Gepubliceerd op 06-09-2018

Goed

betekenis & definitie

1.

GOED, bn. bw. (beter, best), (van personen) zoodanig zijnde als men kan verlangen een goed huisvader; een goed zoon; hij is een goed ruiter; weder goede vrienden worden, zich met elkaar verzoenen;
— (spr.) een goede buur is beter dan een verre vriend, men heeft meer dienst van een bereidwilligen buurman dan van een bloedverwant die te ver weg is om spoedig te kunnen helpen;
— (Zuidn.) goed is wél, maar beter wint;
— de knaap kan met het leeren van talen niet overweg, maar in de wiskunde is hij zeer goed, daarin is hij thuis, is hij knap;
— katten zijn goed tegen de muizen, daartoe dienstig, nuttig;
— hij is goed voor zijn brood, hij is zijn kost waard;
— goed voor, in staat om te betalen hij verteert heel wat, maar zijn vader is er goed voor, zal het, zoo noodig, wel betalen;
— hij is goed voor zijn geld, hij is solide;
— die koopman is voor geen honderd gulden goed, men kan hem geen / 100 krediet geven;
— de huisheer onderzocht, of zijn nieuwe huurder wel goed was, op zijn tijd betaalde;
— goed voor iemand spreken, verklaren dat men zijn borg wil zijn;
— niet zoo goed zijn of. . , zich iets moeten getroosten, er niets aan kunnen doen ik was zoo goed niet, of ik moest nog eens betalen;
— zeer geneigd tot dat wat de bepaling uitdrukt: de boerin was goed praats en vertelde van allerlei;
— zij is goed arms(ch), milddadig jegens de armen;
— een goed kerksch man, een trouwe kerkganger; zie ook GOEDGEEFSCH, GOEDLACHSCH, GOEDLEERSCH;
eerbaar, betrouwbaar: goede mannen, goemannen, (oudt.) scheidsrechters, arbiters;
— eerzaam, weldenkend, fatsoenlijk de goede gemeente, de goede burgers, (ook wel) goed van vertrouwen;
— braaf, rechtschapen hij is een goed mensch; hij was te goed voor deze aarde, deze wereld (van. jonge dooden gezegd);
— de goeden moeten het met de kwaden ontgelden, de onschuldigen moeten mede lijden voor het kwaad dat door anderen is gedaan;
— alle menschen. de goeden niet te na gesproken, zijn dieven in hun nering, zonder kwaad te willen zeggen van alle rechtschapen en eerlijke lieden, met uitzondering van allen omtrent wie het tegendeel van het beweerde mocht blijken;
— hij is er niets te goed voor, hij is er wel toe in staat (t. w. tot eene slechte daad);
— niet gering van stand, deftig: hij is van goede familie, van goeden huize;
— zij dient in goede huizen, (van eene dienstbode) bij deftige familiën;
— beschaafd, welgemanierd hij heeft goede manieren; men kan bemerken, dat zij eene goede opvoeding heeft genoten;
— goedhartig, goedig, voorkomend enz. een goede sul;
— 't is een goed mensch, een goedhartige sloof;
— (met eenige geringschatting) de goede jongen (de goede man) maakte een heel gek figuur;
— hij is goed voor de beesten, behandelt de dieren vriendelijk;
— gij zijt al te goed, gij zijt wel voorkomend (beleefdheidsformule)

Omkaderde items
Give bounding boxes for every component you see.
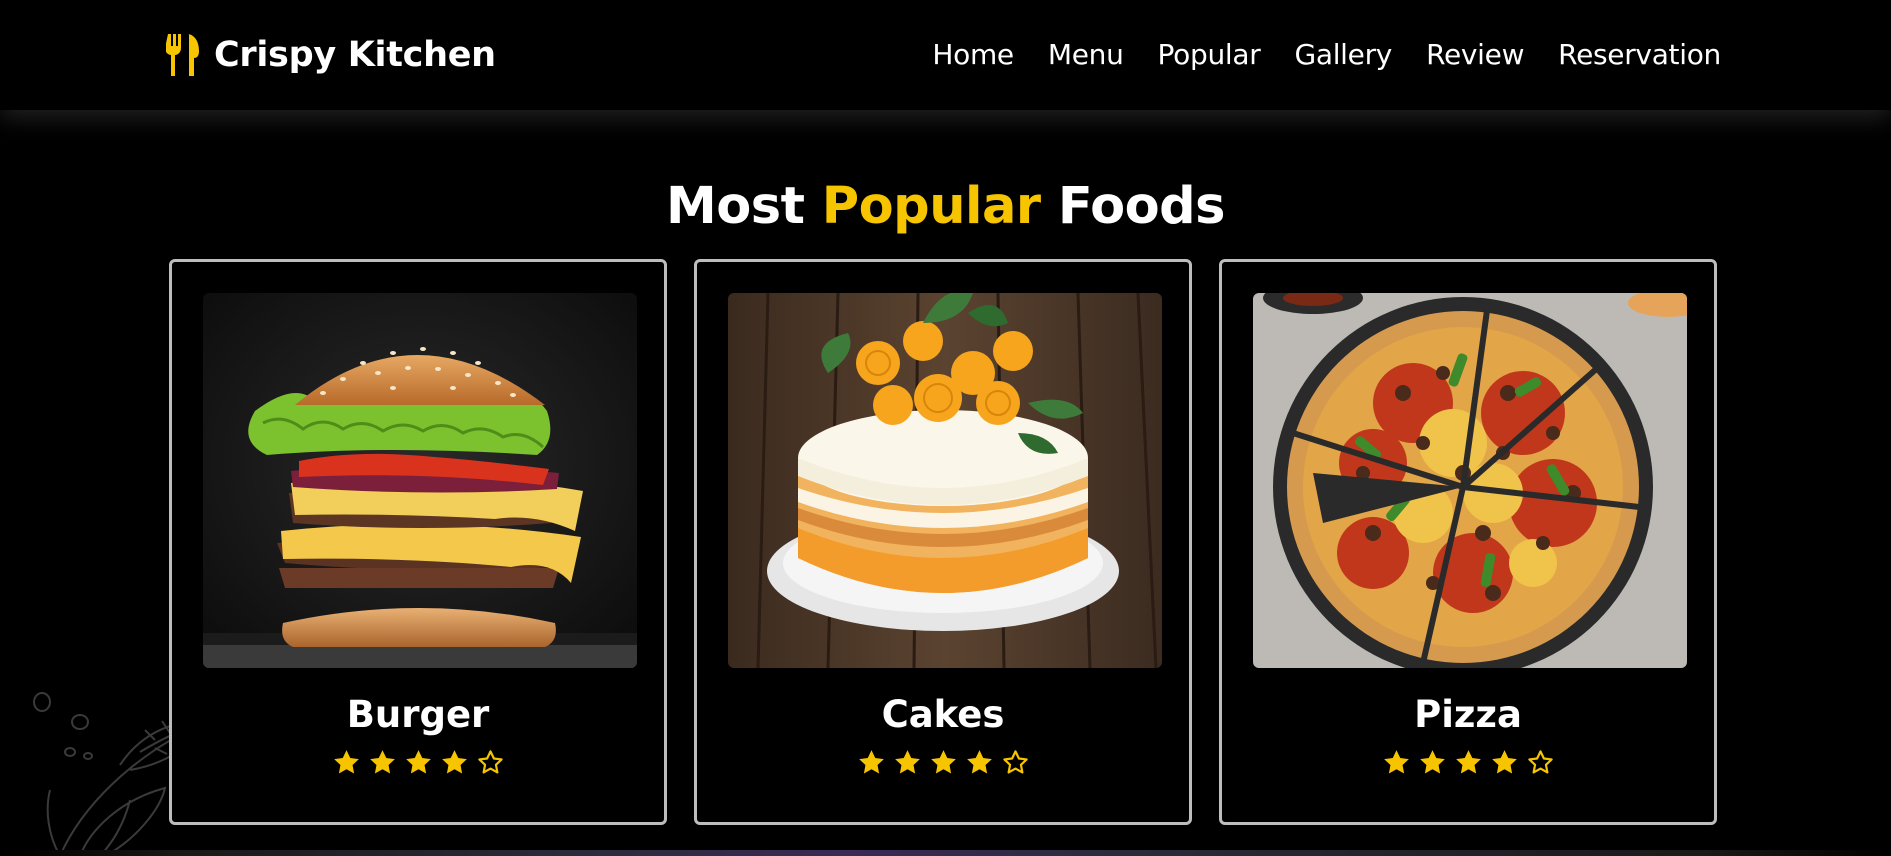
- nav-link-review[interactable]: Review: [1426, 38, 1524, 71]
- food-card-cakes[interactable]: Cakes: [694, 259, 1192, 825]
- star-empty-icon: [1002, 750, 1028, 774]
- burger-photo: [203, 293, 637, 668]
- food-name: Pizza: [1414, 693, 1522, 736]
- star-filled-icon: [966, 750, 992, 774]
- nav-item-home: Home: [932, 36, 1014, 74]
- nav-item-popular: Popular: [1158, 36, 1261, 74]
- nav-link-menu[interactable]: Menu: [1048, 38, 1124, 71]
- star-filled-icon: [441, 750, 467, 774]
- section-title: Most Popular Foods: [0, 172, 1891, 242]
- food-card-burger[interactable]: Burger: [169, 259, 667, 825]
- nav-item-review: Review: [1426, 36, 1524, 74]
- star-filled-icon: [1455, 750, 1481, 774]
- pizza-photo: [1253, 293, 1687, 668]
- navbar: Crispy Kitchen Home Menu Popular Gallery…: [0, 0, 1891, 110]
- star-empty-icon: [1527, 750, 1553, 774]
- nav-link-reservation[interactable]: Reservation: [1558, 38, 1721, 71]
- brand-name: Crispy Kitchen: [214, 35, 496, 75]
- nav-item-gallery: Gallery: [1294, 36, 1392, 74]
- next-section-edge: [0, 850, 1891, 856]
- food-card-pizza[interactable]: Pizza: [1219, 259, 1717, 825]
- star-filled-icon: [1383, 750, 1409, 774]
- cake-photo: [728, 293, 1162, 668]
- food-name: Cakes: [881, 693, 1005, 736]
- nav-link-home[interactable]: Home: [932, 38, 1014, 71]
- nav-item-menu: Menu: [1048, 36, 1124, 74]
- star-empty-icon: [477, 750, 503, 774]
- utensils-icon: [166, 34, 199, 76]
- star-filled-icon: [369, 750, 395, 774]
- nav-menu: Home Menu Popular Gallery Review Reserva…: [932, 36, 1721, 74]
- star-filled-icon: [858, 750, 884, 774]
- title-suffix: Foods: [1057, 177, 1226, 236]
- star-filled-icon: [405, 750, 431, 774]
- star-rating: [1222, 748, 1714, 777]
- title-highlight: Popular: [821, 177, 1041, 236]
- nav-link-popular[interactable]: Popular: [1158, 38, 1261, 71]
- nav-item-reservation: Reservation: [1558, 36, 1721, 74]
- star-filled-icon: [930, 750, 956, 774]
- star-rating: [697, 748, 1189, 777]
- star-filled-icon: [1491, 750, 1517, 774]
- star-rating: [172, 748, 664, 777]
- brand-logo-link[interactable]: Crispy Kitchen: [166, 32, 496, 78]
- star-filled-icon: [894, 750, 920, 774]
- star-filled-icon: [333, 750, 359, 774]
- nav-link-gallery[interactable]: Gallery: [1294, 38, 1392, 71]
- food-name: Burger: [346, 693, 490, 736]
- title-prefix: Most: [665, 177, 805, 236]
- star-filled-icon: [1419, 750, 1445, 774]
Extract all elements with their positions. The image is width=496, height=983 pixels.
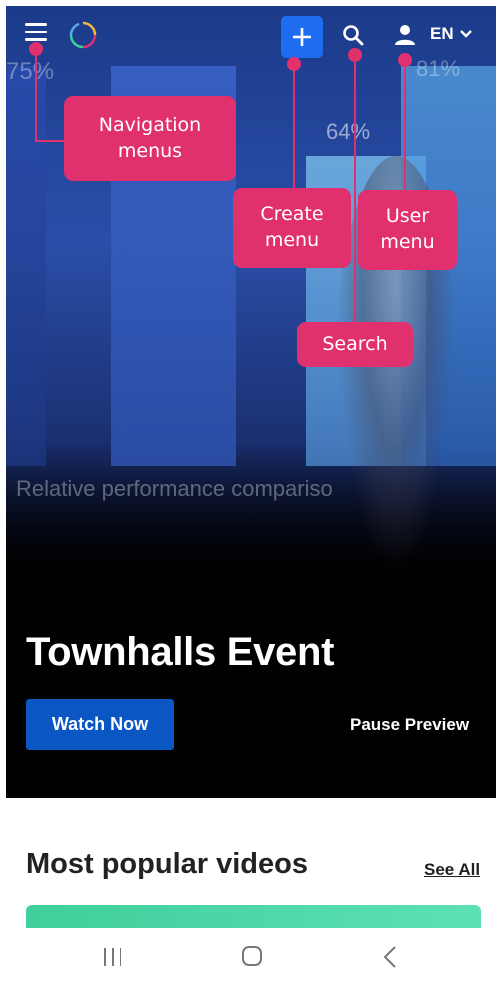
back-icon[interactable] [383, 946, 397, 968]
loading-ring-logo-icon[interactable] [68, 20, 98, 50]
system-nav-bar [0, 928, 496, 983]
top-bar: EN [6, 6, 496, 62]
hamburger-menu-icon[interactable] [24, 20, 48, 44]
section-title: Most popular videos [26, 848, 308, 880]
callout-line-user [404, 65, 406, 191]
hero-bg-caption: Relative performance compariso [16, 476, 333, 501]
callout-line-search [354, 60, 356, 324]
hero-bg-percent: 75% [6, 58, 55, 85]
hero-bg-percent: 64% [326, 119, 371, 144]
video-card[interactable] [26, 905, 481, 928]
watch-now-button[interactable]: Watch Now [26, 699, 174, 750]
callout-line-create [293, 69, 295, 189]
callout-line-navigation [35, 140, 67, 142]
callout-line-navigation [35, 54, 37, 142]
search-icon [343, 25, 364, 46]
home-icon[interactable] [242, 946, 262, 966]
plus-icon [293, 28, 311, 46]
see-all-link[interactable]: See All [424, 860, 480, 880]
hero-title: Townhalls Event [26, 630, 335, 674]
language-selector[interactable]: EN [430, 24, 472, 44]
search-button[interactable] [338, 20, 368, 50]
recents-icon[interactable] [104, 948, 122, 966]
callout-search: Search [297, 322, 413, 367]
pause-preview-button[interactable]: Pause Preview [350, 715, 469, 735]
callout-create-menu: Create menu [233, 188, 351, 268]
callout-navigation-menus: Navigation menus [64, 96, 236, 181]
user-icon [395, 25, 415, 45]
user-menu-button[interactable] [390, 20, 420, 50]
create-button[interactable] [281, 16, 323, 58]
language-label: EN [430, 24, 454, 43]
callout-user-menu: User menu [358, 190, 457, 270]
chart-bar-bg [6, 66, 46, 466]
chevron-down-icon [459, 30, 472, 38]
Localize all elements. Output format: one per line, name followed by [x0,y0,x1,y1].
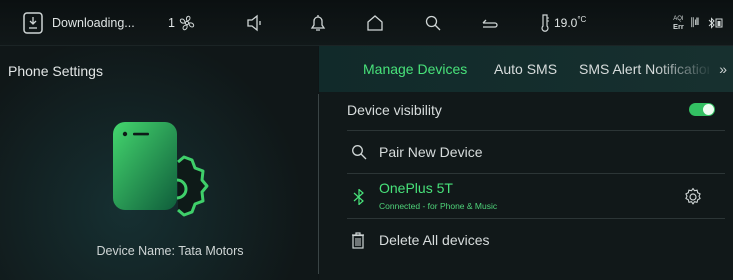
tab-manage-devices[interactable]: Manage Devices [363,46,467,92]
search-icon[interactable] [424,0,442,45]
device-settings-gear-icon[interactable] [683,187,703,212]
fan-icon [178,14,196,32]
delete-all-devices-row[interactable]: Delete All devices [347,219,725,261]
download-status: Downloading... [52,15,135,30]
delete-all-devices-label: Delete All devices [379,232,490,248]
bell-icon[interactable] [309,0,327,45]
temperature-value: 19.0°C [554,15,587,30]
left-panel: Phone Settings Device Name: Tata Motors [0,46,318,280]
pair-new-device-row[interactable]: Pair New Device [347,131,725,174]
pair-new-device-label: Pair New Device [379,144,483,160]
device-connection-status: Connected - for Phone & Music [379,201,498,211]
trash-icon [351,232,365,254]
home-icon[interactable] [366,0,384,45]
tab-fade [654,46,714,92]
bluetooth-battery-icon [708,0,724,45]
fan-speed: 1 [168,15,175,30]
return-icon[interactable] [480,0,498,45]
aqi-indicator: AQI Err [673,15,684,31]
tab-bar: Manage Devices Auto SMS SMS Alert Notifi… [319,46,733,92]
device-visibility-toggle[interactable] [689,103,715,116]
thermometer-icon [540,13,550,33]
device-row-oneplus[interactable]: OnePlus 5T Connected - for Phone & Music [347,174,725,219]
phone-settings-icon [108,120,228,235]
signal-icon: ∥ıll [690,17,699,28]
right-panel: Manage Devices Auto SMS SMS Alert Notifi… [319,46,733,280]
device-visibility-label: Device visibility [347,102,442,118]
temperature-display[interactable]: 19.0°C [540,0,586,45]
volume-icon[interactable] [246,0,264,45]
page-title: Phone Settings [8,63,103,79]
toggle-knob [703,104,714,115]
device-name-label: Device Name: Tata Motors [96,244,244,258]
bluetooth-icon [353,188,365,210]
status-bar: Downloading... 1 19.0°C AQI Err ∥ıll [0,0,733,46]
download-icon[interactable] [22,0,44,45]
tabs-scroll-right-icon[interactable]: » [719,46,727,92]
device-visibility-row: Device visibility [347,92,725,131]
search-icon [351,144,367,165]
fan-control[interactable]: 1 [168,0,196,45]
tab-auto-sms[interactable]: Auto SMS [494,46,557,92]
device-name: OnePlus 5T [379,180,453,196]
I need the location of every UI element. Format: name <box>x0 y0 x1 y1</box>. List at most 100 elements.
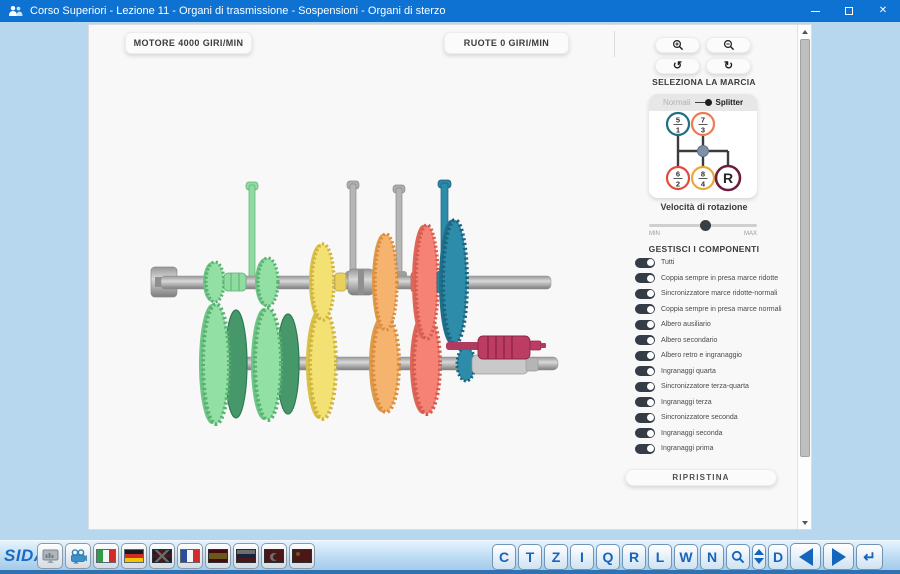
toggle-knob <box>647 321 654 328</box>
toggle-knob <box>647 383 654 390</box>
scroll-up-button[interactable] <box>798 25 811 38</box>
italy-flag-icon <box>96 549 116 563</box>
component-label: Ingranaggi terza <box>661 399 712 406</box>
language-spanish-button[interactable] <box>205 543 231 569</box>
toggle-tutti[interactable] <box>635 258 655 268</box>
speed-slider-thumb[interactable] <box>700 220 711 231</box>
speed-slider[interactable] <box>649 219 757 231</box>
gear-6-2[interactable]: 6 2 <box>667 167 689 189</box>
component-row-ingranaggi-quarta: Ingranaggi quarta <box>635 364 797 380</box>
rotate-left-button[interactable]: ↺ <box>655 58 700 74</box>
key-w-button[interactable]: W <box>674 544 698 570</box>
mode-splitter-label[interactable]: Splitter <box>716 98 744 107</box>
turkey-flag-icon <box>264 549 284 563</box>
language-french-button[interactable] <box>177 543 203 569</box>
key-d-button[interactable]: D <box>768 544 788 570</box>
toggle-knob <box>647 414 654 421</box>
key-c-button[interactable]: C <box>492 544 516 570</box>
maximize-icon <box>845 7 853 15</box>
key-n-button[interactable]: N <box>700 544 724 570</box>
key-r-button[interactable]: R <box>622 544 646 570</box>
spinner-button[interactable] <box>752 544 766 570</box>
spin-down-icon <box>754 558 764 564</box>
lesson-canvas: MOTORE 4000 GIRI/MIN RUOTE 0 GIRI/MIN ↺ … <box>88 24 812 530</box>
shift-knob[interactable] <box>698 146 709 157</box>
toggle-albero-secondario[interactable] <box>635 335 655 345</box>
svg-text:R: R <box>723 170 733 186</box>
toggle-ingranaggi-terza[interactable] <box>635 397 655 407</box>
toggle-coppia-ridotte[interactable] <box>635 273 655 283</box>
minimize-icon <box>811 11 820 12</box>
gear-7-3[interactable]: 7 3 <box>692 113 714 135</box>
toggle-albero-ausiliario[interactable] <box>635 320 655 330</box>
component-row-albero-retro: Albero retro e ingranaggio <box>635 348 797 364</box>
gear-8-4[interactable]: 8 4 <box>692 167 714 189</box>
rotate-left-icon: ↺ <box>673 61 682 72</box>
close-button[interactable]: ✕ <box>866 0 900 22</box>
rotate-right-icon: ↻ <box>724 61 733 72</box>
component-label: Ingranaggi quarta <box>661 368 716 375</box>
toggle-ingranaggi-quarta[interactable] <box>635 366 655 376</box>
key-l-button[interactable]: L <box>648 544 672 570</box>
key-q-button[interactable]: Q <box>596 544 620 570</box>
enter-button[interactable]: ↵ <box>856 544 883 570</box>
maximize-button[interactable] <box>832 0 866 22</box>
minimize-button[interactable] <box>798 0 832 22</box>
toggle-knob <box>647 290 654 297</box>
close-icon: ✕ <box>879 6 887 16</box>
gear-5-1[interactable]: 5 1 <box>667 113 689 135</box>
mode-normali-label[interactable]: Normali <box>663 98 691 107</box>
monitor-icon <box>42 549 59 564</box>
china-flag-icon <box>292 549 312 563</box>
rotate-right-button[interactable]: ↻ <box>706 58 751 74</box>
mode-toggle[interactable] <box>695 99 712 107</box>
gear-selector-panel: Normali Splitter 5 1 7 <box>649 94 757 198</box>
component-row-sincro-ridotte: Sincronizzatore marce ridotte-normali <box>635 286 797 302</box>
next-button[interactable] <box>823 543 854 570</box>
language-italian-button[interactable] <box>93 543 119 569</box>
language-english-button[interactable] <box>149 543 175 569</box>
language-german-button[interactable] <box>121 543 147 569</box>
video-button[interactable] <box>65 543 91 569</box>
toolbar-bottom-strip <box>0 570 900 574</box>
title-bar: Corso Superiori - Lezione 11 - Organi di… <box>0 0 900 22</box>
gear-reverse[interactable]: R <box>716 166 740 190</box>
toggle-ingranaggi-prima[interactable] <box>635 444 655 454</box>
component-row-tutti: Tutti <box>635 255 797 271</box>
russia-flag-icon <box>236 549 256 563</box>
toggle-coppia-normali[interactable] <box>635 304 655 314</box>
key-t-button[interactable]: T <box>518 544 542 570</box>
component-row-ingranaggi-seconda: Ingranaggi seconda <box>635 426 797 442</box>
zoom-out-button[interactable] <box>706 37 751 53</box>
arrow-left-icon <box>799 548 813 566</box>
scroll-down-button[interactable] <box>798 516 811 529</box>
zoom-in-button[interactable] <box>655 37 700 53</box>
toggle-sincro-ridotte[interactable] <box>635 289 655 299</box>
toggle-knob <box>647 259 654 266</box>
engine-rpm-button[interactable]: MOTORE 4000 GIRI/MIN <box>125 32 252 54</box>
language-russian-button[interactable] <box>233 543 259 569</box>
toggle-sincro-terza-quarta[interactable] <box>635 382 655 392</box>
svg-text:3: 3 <box>701 126 705 135</box>
language-turkish-button[interactable] <box>261 543 287 569</box>
key-i-button[interactable]: I <box>570 544 594 570</box>
reset-button[interactable]: RIPRISTINA <box>625 469 777 486</box>
vertical-scrollbar[interactable] <box>797 25 811 529</box>
language-chinese-button[interactable] <box>289 543 315 569</box>
toggle-ingranaggi-seconda[interactable] <box>635 428 655 438</box>
previous-button[interactable] <box>790 543 821 570</box>
toggle-knob <box>647 306 654 313</box>
key-z-button[interactable]: Z <box>544 544 568 570</box>
component-label: Albero secondario <box>661 337 717 344</box>
wheels-rpm-button[interactable]: RUOTE 0 GIRI/MIN <box>444 32 569 54</box>
france-flag-icon <box>180 549 200 563</box>
simulation-button[interactable] <box>37 543 63 569</box>
toggle-albero-retro[interactable] <box>635 351 655 361</box>
toggle-sincro-seconda[interactable] <box>635 413 655 423</box>
component-label: Ingranaggi seconda <box>661 430 723 437</box>
search-button[interactable] <box>726 544 750 570</box>
component-row-coppia-normali: Coppia sempre in presa marce normali <box>635 302 797 318</box>
shift-pattern-diagram[interactable]: 5 1 7 3 6 2 8 4 <box>649 111 757 198</box>
component-row-ingranaggi-terza: Ingranaggi terza <box>635 395 797 411</box>
scrollbar-thumb[interactable] <box>800 39 810 457</box>
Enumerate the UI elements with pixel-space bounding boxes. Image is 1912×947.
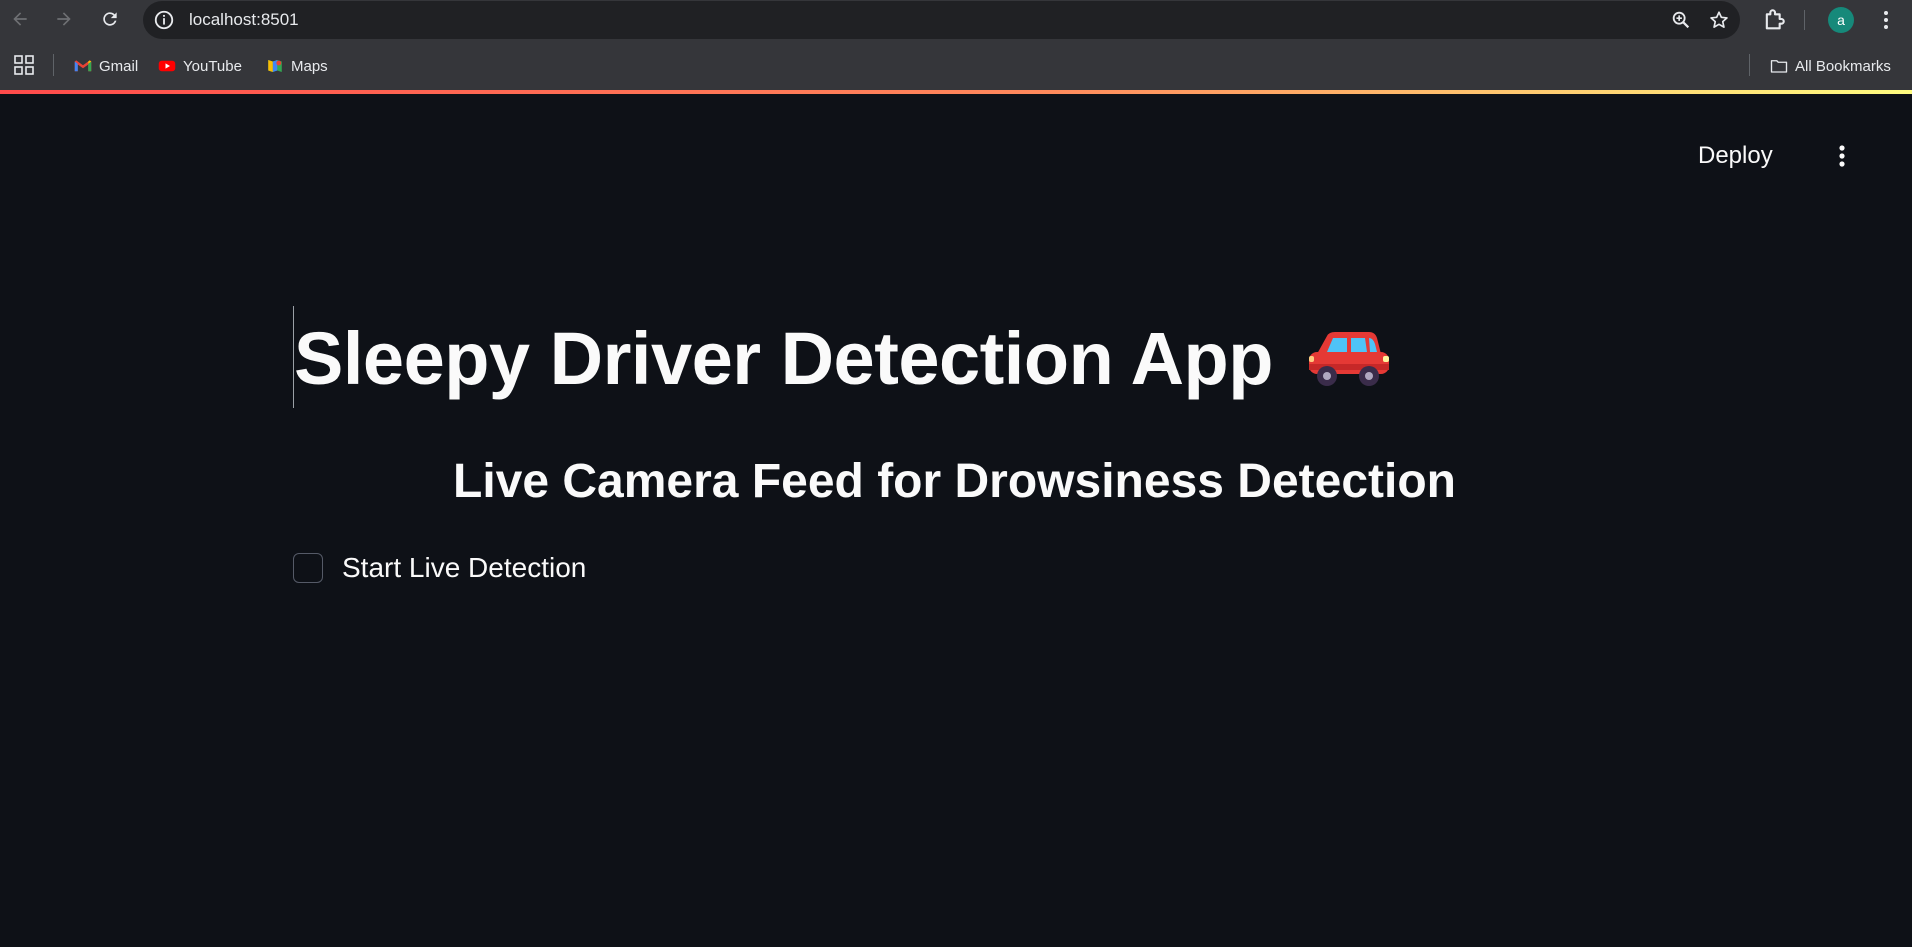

▶ **WAT TE DOEN**
Wat betekent volgens het woordenboekartikel over "goed" de uitdrukking "hij is goed voor zijn brood"? Baseer je uitsluitend op het woordenboekartikel.

▶ **ANTWOORD**
Hij is zijn kost waard.